To do:
The entries are to be reproduced verbatim, and their pictures left out.

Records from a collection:
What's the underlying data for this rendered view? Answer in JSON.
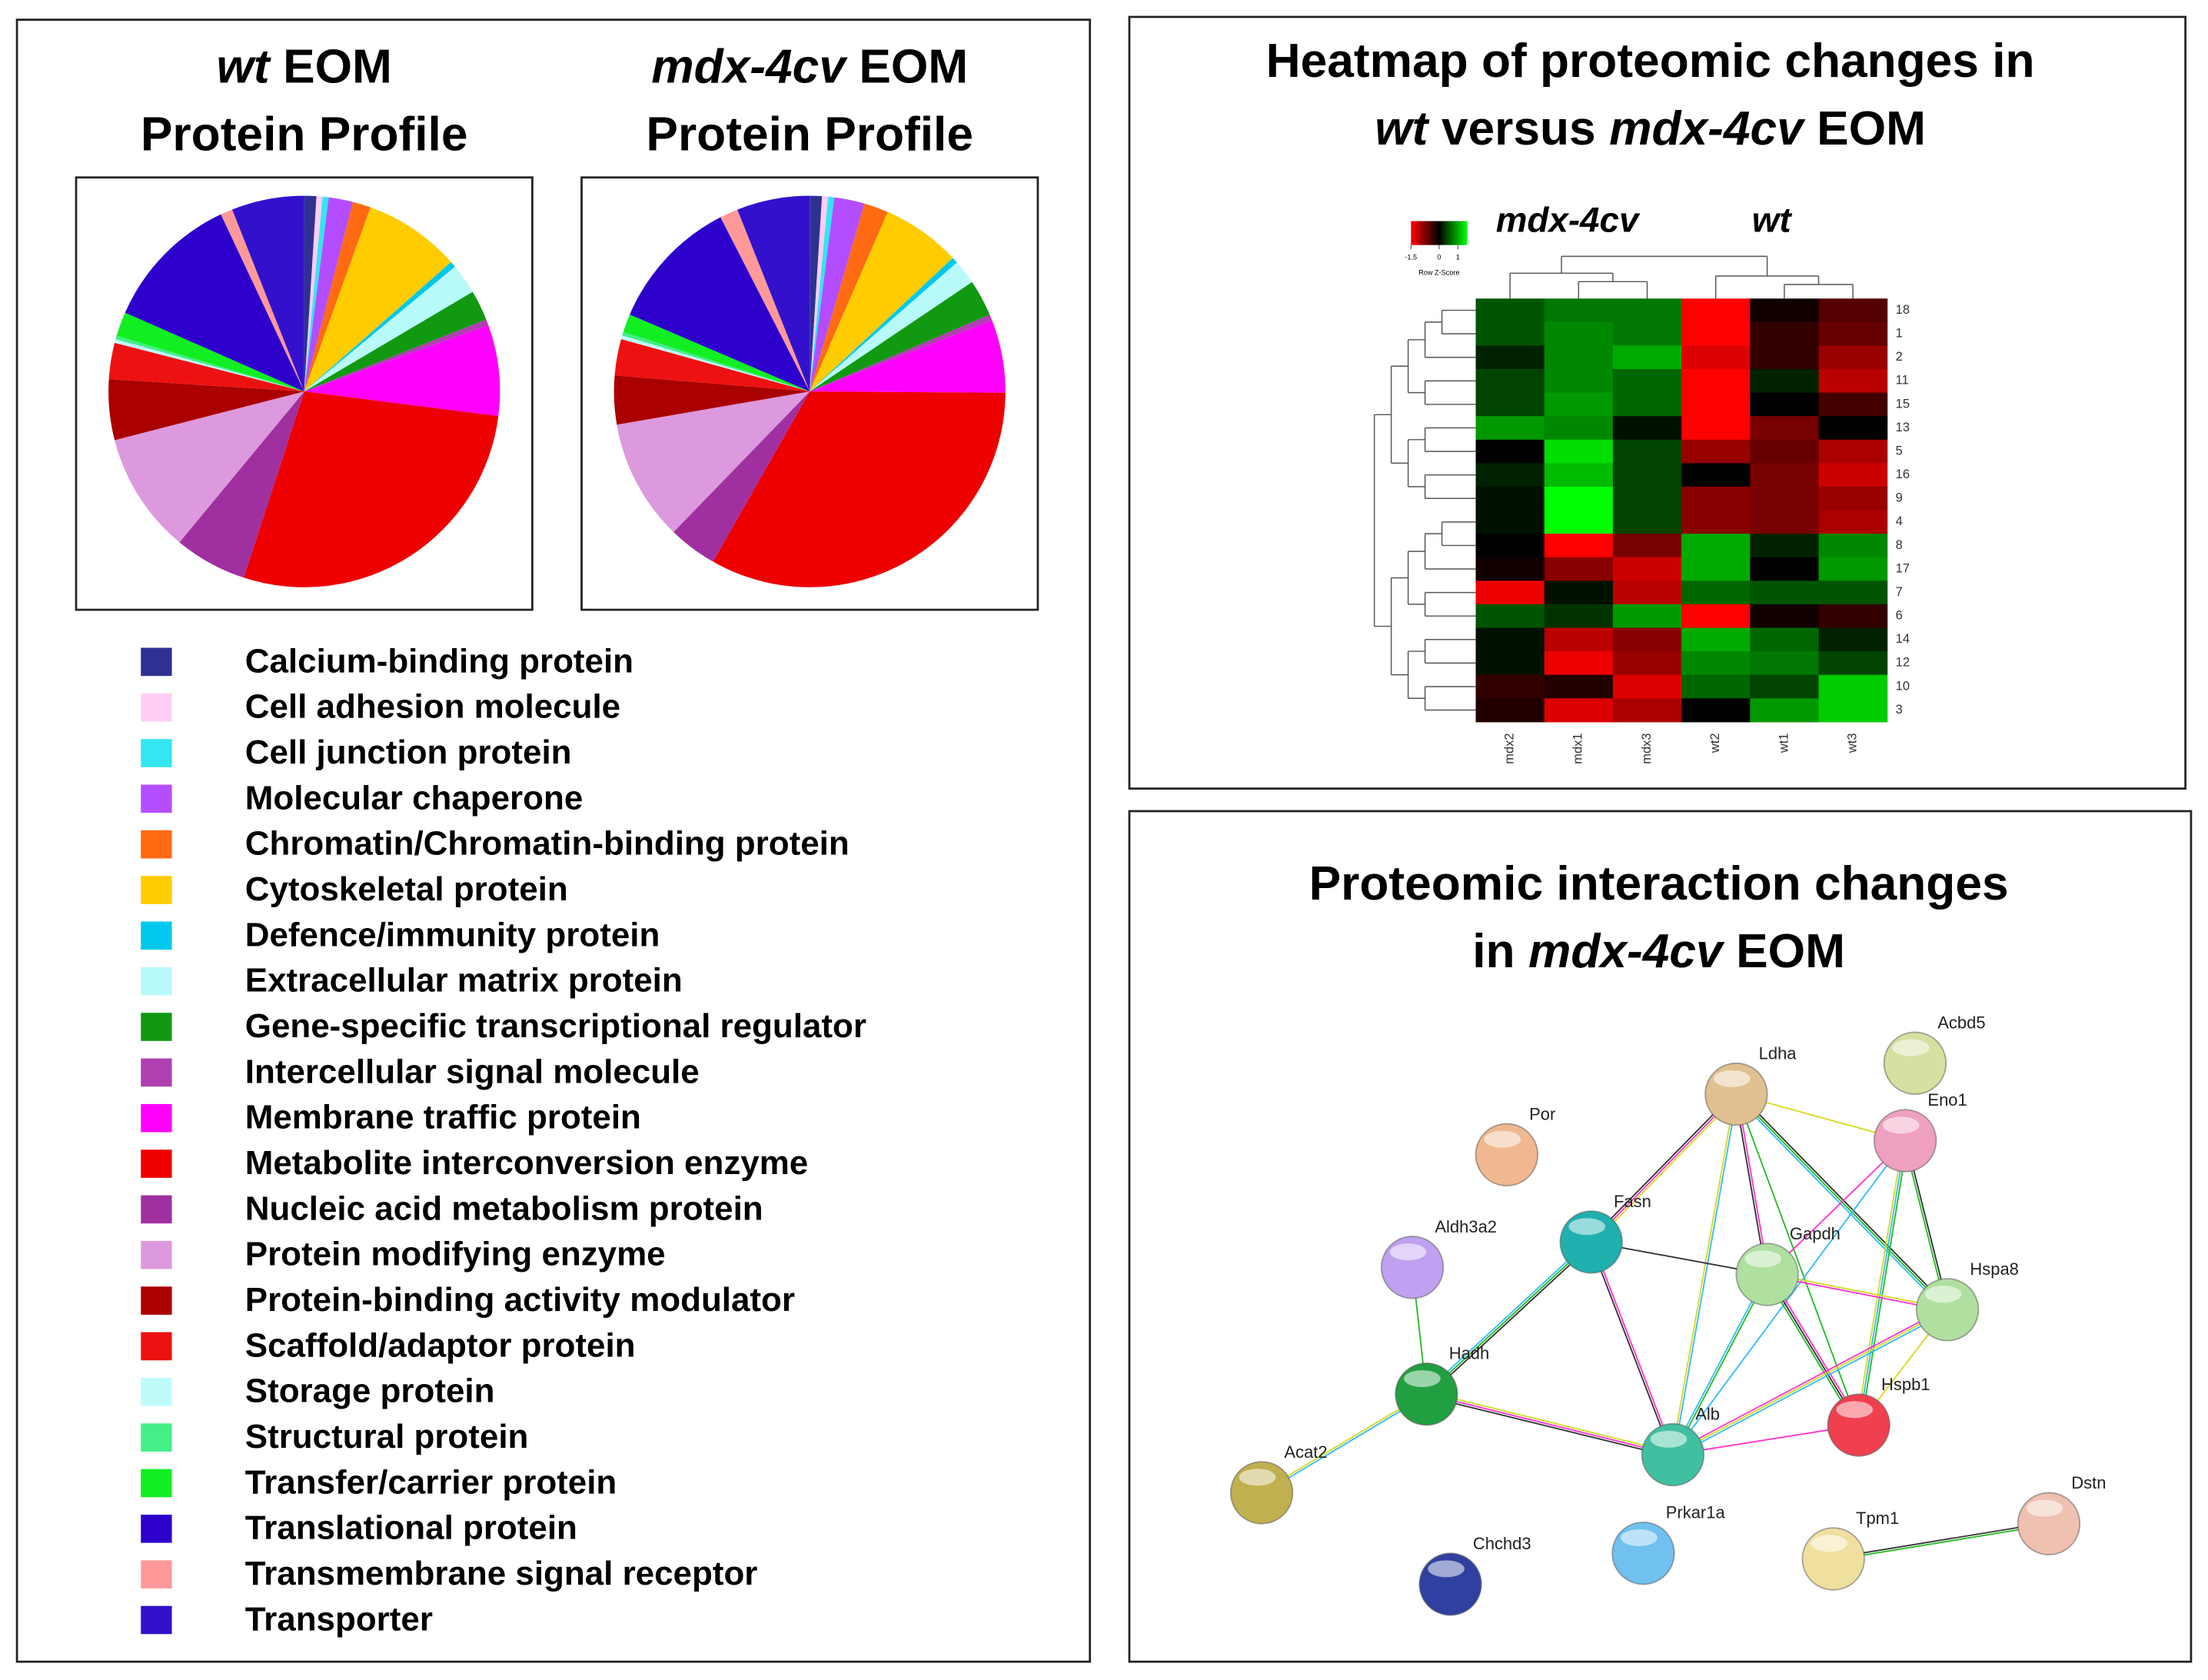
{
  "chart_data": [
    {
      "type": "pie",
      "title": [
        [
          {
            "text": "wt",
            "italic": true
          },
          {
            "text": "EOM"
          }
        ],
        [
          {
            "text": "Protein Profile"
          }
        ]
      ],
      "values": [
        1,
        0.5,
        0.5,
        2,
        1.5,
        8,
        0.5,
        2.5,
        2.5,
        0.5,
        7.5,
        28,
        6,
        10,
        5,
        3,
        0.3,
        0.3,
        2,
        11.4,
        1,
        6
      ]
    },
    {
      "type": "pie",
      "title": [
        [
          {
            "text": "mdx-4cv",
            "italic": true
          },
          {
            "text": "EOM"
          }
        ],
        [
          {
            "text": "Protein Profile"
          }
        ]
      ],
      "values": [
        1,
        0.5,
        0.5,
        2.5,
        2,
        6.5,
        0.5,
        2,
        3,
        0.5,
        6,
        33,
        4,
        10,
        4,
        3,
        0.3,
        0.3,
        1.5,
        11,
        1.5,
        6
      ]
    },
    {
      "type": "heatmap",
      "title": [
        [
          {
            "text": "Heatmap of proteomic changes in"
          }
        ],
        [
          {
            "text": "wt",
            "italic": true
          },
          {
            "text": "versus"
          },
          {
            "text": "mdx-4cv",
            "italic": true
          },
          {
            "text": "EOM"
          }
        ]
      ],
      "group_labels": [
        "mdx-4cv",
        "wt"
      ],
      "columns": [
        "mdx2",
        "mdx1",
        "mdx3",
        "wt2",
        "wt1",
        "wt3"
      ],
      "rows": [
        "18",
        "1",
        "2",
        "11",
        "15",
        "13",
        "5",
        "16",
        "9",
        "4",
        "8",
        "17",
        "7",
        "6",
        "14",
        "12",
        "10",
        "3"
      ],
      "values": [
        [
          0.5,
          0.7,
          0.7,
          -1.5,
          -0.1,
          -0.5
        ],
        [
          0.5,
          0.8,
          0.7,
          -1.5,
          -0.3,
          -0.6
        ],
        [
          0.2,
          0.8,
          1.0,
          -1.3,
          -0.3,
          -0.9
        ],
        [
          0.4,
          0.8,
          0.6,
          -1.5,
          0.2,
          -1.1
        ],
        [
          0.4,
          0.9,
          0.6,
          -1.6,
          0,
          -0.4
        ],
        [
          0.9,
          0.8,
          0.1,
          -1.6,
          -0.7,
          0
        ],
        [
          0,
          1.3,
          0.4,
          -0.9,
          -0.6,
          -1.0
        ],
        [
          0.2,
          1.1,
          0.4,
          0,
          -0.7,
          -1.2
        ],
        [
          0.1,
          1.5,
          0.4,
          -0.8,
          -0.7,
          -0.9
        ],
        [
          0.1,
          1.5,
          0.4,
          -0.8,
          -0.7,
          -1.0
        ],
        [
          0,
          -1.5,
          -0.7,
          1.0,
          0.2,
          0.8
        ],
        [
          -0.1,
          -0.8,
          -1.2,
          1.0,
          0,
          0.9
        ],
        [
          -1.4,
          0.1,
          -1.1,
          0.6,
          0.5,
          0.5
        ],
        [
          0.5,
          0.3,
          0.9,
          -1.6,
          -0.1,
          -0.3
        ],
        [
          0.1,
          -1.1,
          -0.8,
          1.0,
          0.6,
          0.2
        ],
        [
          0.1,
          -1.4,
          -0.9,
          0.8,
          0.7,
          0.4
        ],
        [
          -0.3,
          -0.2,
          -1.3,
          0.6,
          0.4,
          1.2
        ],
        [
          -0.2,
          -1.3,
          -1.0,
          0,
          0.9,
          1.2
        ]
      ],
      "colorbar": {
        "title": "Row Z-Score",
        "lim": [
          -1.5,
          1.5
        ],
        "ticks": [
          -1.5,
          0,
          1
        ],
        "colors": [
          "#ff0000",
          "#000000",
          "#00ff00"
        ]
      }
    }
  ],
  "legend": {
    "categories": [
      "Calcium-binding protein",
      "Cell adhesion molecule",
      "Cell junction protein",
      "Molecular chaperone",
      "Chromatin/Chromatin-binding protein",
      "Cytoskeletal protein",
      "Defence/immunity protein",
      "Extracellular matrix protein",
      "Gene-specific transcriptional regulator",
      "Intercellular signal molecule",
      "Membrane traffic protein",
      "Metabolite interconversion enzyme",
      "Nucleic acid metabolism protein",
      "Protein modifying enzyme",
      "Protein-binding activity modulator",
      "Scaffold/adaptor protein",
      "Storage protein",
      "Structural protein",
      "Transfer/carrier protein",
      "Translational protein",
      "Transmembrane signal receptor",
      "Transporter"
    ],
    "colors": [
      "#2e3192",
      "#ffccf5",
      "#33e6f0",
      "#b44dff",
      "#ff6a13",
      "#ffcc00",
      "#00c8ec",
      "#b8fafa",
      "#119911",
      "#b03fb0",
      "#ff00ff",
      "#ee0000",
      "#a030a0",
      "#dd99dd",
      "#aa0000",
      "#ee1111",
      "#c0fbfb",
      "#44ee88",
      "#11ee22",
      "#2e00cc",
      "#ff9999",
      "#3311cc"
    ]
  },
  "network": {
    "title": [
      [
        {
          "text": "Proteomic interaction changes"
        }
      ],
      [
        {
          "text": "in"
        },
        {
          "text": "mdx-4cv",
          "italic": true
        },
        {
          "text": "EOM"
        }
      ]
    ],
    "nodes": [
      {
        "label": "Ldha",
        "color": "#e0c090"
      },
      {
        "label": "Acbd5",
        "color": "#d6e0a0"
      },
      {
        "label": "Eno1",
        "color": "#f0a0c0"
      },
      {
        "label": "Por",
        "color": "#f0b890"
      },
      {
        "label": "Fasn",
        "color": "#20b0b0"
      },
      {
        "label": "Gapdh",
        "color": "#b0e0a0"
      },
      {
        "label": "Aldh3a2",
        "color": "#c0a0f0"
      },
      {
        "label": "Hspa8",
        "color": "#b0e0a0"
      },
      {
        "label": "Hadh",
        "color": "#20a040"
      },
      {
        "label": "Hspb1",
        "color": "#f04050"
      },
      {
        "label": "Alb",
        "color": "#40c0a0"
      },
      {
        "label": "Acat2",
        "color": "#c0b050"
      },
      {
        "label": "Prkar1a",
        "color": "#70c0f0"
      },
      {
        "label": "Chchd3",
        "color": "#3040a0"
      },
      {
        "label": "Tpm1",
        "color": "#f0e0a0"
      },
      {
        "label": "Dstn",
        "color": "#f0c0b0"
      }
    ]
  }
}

Final answer:
What's the underlying data for this rendered view? Answer in JSON.
{
  "chart_data": [
    {
      "type": "pie",
      "title": [
        [
          {
            "text": "wt",
            "italic": true
          },
          {
            "text": "EOM"
          }
        ],
        [
          {
            "text": "Protein Profile"
          }
        ]
      ],
      "values": [
        1,
        0.5,
        0.5,
        2,
        1.5,
        8,
        0.5,
        2.5,
        2.5,
        0.5,
        7.5,
        28,
        6,
        10,
        5,
        3,
        0.3,
        0.3,
        2,
        11.4,
        1,
        6
      ]
    },
    {
      "type": "pie",
      "title": [
        [
          {
            "text": "mdx-4cv",
            "italic": true
          },
          {
            "text": "EOM"
          }
        ],
        [
          {
            "text": "Protein Profile"
          }
        ]
      ],
      "values": [
        1,
        0.5,
        0.5,
        2.5,
        2,
        6.5,
        0.5,
        2,
        3,
        0.5,
        6,
        33,
        4,
        10,
        4,
        3,
        0.3,
        0.3,
        1.5,
        11,
        1.5,
        6
      ]
    },
    {
      "type": "heatmap",
      "title": [
        [
          {
            "text": "Heatmap of proteomic changes in"
          }
        ],
        [
          {
            "text": "wt",
            "italic": true
          },
          {
            "text": "versus"
          },
          {
            "text": "mdx-4cv",
            "italic": true
          },
          {
            "text": "EOM"
          }
        ]
      ],
      "group_labels": [
        "mdx-4cv",
        "wt"
      ],
      "columns": [
        "mdx2",
        "mdx1",
        "mdx3",
        "wt2",
        "wt1",
        "wt3"
      ],
      "rows": [
        "18",
        "1",
        "2",
        "11",
        "15",
        "13",
        "5",
        "16",
        "9",
        "4",
        "8",
        "17",
        "7",
        "6",
        "14",
        "12",
        "10",
        "3"
      ],
      "values": [
        [
          0.5,
          0.7,
          0.7,
          -1.5,
          -0.1,
          -0.5
        ],
        [
          0.5,
          0.8,
          0.7,
          -1.5,
          -0.3,
          -0.6
        ],
        [
          0.2,
          0.8,
          1.0,
          -1.3,
          -0.3,
          -0.9
        ],
        [
          0.4,
          0.8,
          0.6,
          -1.5,
          0.2,
          -1.1
        ],
        [
          0.4,
          0.9,
          0.6,
          -1.6,
          0,
          -0.4
        ],
        [
          0.9,
          0.8,
          0.1,
          -1.6,
          -0.7,
          0
        ],
        [
          0,
          1.3,
          0.4,
          -0.9,
          -0.6,
          -1.0
        ],
        [
          0.2,
          1.1,
          0.4,
          0,
          -0.7,
          -1.2
        ],
        [
          0.1,
          1.5,
          0.4,
          -0.8,
          -0.7,
          -0.9
        ],
        [
          0.1,
          1.5,
          0.4,
          -0.8,
          -0.7,
          -1.0
        ],
        [
          0,
          -1.5,
          -0.7,
          1.0,
          0.2,
          0.8
        ],
        [
          -0.1,
          -0.8,
          -1.2,
          1.0,
          0,
          0.9
        ],
        [
          -1.4,
          0.1,
          -1.1,
          0.6,
          0.5,
          0.5
        ],
        [
          0.5,
          0.3,
          0.9,
          -1.6,
          -0.1,
          -0.3
        ],
        [
          0.1,
          -1.1,
          -0.8,
          1.0,
          0.6,
          0.2
        ],
        [
          0.1,
          -1.4,
          -0.9,
          0.8,
          0.7,
          0.4
        ],
        [
          -0.3,
          -0.2,
          -1.3,
          0.6,
          0.4,
          1.2
        ],
        [
          -0.2,
          -1.3,
          -1.0,
          0,
          0.9,
          1.2
        ]
      ],
      "colorbar": {
        "title": "Row Z-Score",
        "lim": [
          -1.5,
          1.5
        ],
        "ticks": [
          -1.5,
          0,
          1
        ],
        "colors": [
          "#ff0000",
          "#000000",
          "#00ff00"
        ]
      }
    }
  ],
  "legend": {
    "categories": [
      "Calcium-binding protein",
      "Cell adhesion molecule",
      "Cell junction protein",
      "Molecular chaperone",
      "Chromatin/Chromatin-binding protein",
      "Cytoskeletal protein",
      "Defence/immunity protein",
      "Extracellular matrix protein",
      "Gene-specific transcriptional regulator",
      "Intercellular signal molecule",
      "Membrane traffic protein",
      "Metabolite interconversion enzyme",
      "Nucleic acid metabolism protein",
      "Protein modifying enzyme",
      "Protein-binding activity modulator",
      "Scaffold/adaptor protein",
      "Storage protein",
      "Structural protein",
      "Transfer/carrier protein",
      "Translational protein",
      "Transmembrane signal receptor",
      "Transporter"
    ],
    "colors": [
      "#2e3192",
      "#ffccf5",
      "#33e6f0",
      "#b44dff",
      "#ff6a13",
      "#ffcc00",
      "#00c8ec",
      "#b8fafa",
      "#119911",
      "#b03fb0",
      "#ff00ff",
      "#ee0000",
      "#a030a0",
      "#dd99dd",
      "#aa0000",
      "#ee1111",
      "#c0fbfb",
      "#44ee88",
      "#11ee22",
      "#2e00cc",
      "#ff9999",
      "#3311cc"
    ]
  },
  "network": {
    "title": [
      [
        {
          "text": "Proteomic interaction changes"
        }
      ],
      [
        {
          "text": "in"
        },
        {
          "text": "mdx-4cv",
          "italic": true
        },
        {
          "text": "EOM"
        }
      ]
    ],
    "nodes": [
      {
        "label": "Ldha",
        "color": "#e0c090"
      },
      {
        "label": "Acbd5",
        "color": "#d6e0a0"
      },
      {
        "label": "Eno1",
        "color": "#f0a0c0"
      },
      {
        "label": "Por",
        "color": "#f0b890"
      },
      {
        "label": "Fasn",
        "color": "#20b0b0"
      },
      {
        "label": "Gapdh",
        "color": "#b0e0a0"
      },
      {
        "label": "Aldh3a2",
        "color": "#c0a0f0"
      },
      {
        "label": "Hspa8",
        "color": "#b0e0a0"
      },
      {
        "label": "Hadh",
        "color": "#20a040"
      },
      {
        "label": "Hspb1",
        "color": "#f04050"
      },
      {
        "label": "Alb",
        "color": "#40c0a0"
      },
      {
        "label": "Acat2",
        "color": "#c0b050"
      },
      {
        "label": "Prkar1a",
        "color": "#70c0f0"
      },
      {
        "label": "Chchd3",
        "color": "#3040a0"
      },
      {
        "label": "Tpm1",
        "color": "#f0e0a0"
      },
      {
        "label": "Dstn",
        "color": "#f0c0b0"
      }
    ]
  }
}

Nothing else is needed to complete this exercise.